(Dataset excerpt)
━━━━━━━━━━━━━━━━━━━━
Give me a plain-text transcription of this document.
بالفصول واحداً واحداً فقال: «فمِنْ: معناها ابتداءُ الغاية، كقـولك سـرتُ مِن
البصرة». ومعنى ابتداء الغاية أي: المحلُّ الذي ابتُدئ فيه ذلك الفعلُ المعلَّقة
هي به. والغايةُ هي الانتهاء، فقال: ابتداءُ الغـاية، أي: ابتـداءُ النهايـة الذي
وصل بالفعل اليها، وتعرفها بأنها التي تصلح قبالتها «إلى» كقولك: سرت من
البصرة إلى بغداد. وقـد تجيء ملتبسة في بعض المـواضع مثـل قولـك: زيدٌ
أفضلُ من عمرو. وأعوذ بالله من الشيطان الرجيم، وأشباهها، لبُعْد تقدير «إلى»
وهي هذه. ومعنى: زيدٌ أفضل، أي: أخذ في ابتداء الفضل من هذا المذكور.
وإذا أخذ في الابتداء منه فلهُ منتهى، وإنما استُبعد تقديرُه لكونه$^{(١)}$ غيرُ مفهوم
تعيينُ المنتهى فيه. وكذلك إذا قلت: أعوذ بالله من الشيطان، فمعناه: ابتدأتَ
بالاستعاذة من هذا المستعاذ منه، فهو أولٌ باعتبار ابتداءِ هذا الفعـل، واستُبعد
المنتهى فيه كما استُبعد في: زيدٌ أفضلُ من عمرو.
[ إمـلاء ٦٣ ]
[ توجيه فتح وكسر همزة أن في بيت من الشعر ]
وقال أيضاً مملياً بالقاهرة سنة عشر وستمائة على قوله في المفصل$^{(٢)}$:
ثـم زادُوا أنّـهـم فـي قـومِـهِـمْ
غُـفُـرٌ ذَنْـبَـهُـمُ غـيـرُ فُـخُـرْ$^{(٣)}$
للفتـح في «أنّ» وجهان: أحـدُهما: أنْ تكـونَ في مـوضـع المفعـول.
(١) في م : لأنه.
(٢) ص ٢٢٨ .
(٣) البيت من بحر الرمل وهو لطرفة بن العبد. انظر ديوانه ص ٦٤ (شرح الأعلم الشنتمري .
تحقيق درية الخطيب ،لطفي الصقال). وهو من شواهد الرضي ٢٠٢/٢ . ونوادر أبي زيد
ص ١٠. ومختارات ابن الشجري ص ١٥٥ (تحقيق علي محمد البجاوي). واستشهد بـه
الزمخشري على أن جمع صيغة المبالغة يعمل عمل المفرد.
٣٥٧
━━━━━━━━━━━━━━━━━━━━
▶ Task to carry out
Copy each line of the entries that includes the word "الشيطان".

▶ Solution below
أفضلُ من عمرو. وأعوذ بالله من الشيطان الرجيم، وأشباهها، لبُعْد تقدير «إلى»
تعيينُ المنتهى فيه. وكذلك إذا قلت: أعوذ بالله من الشيطان، فمعناه: ابتدأتَ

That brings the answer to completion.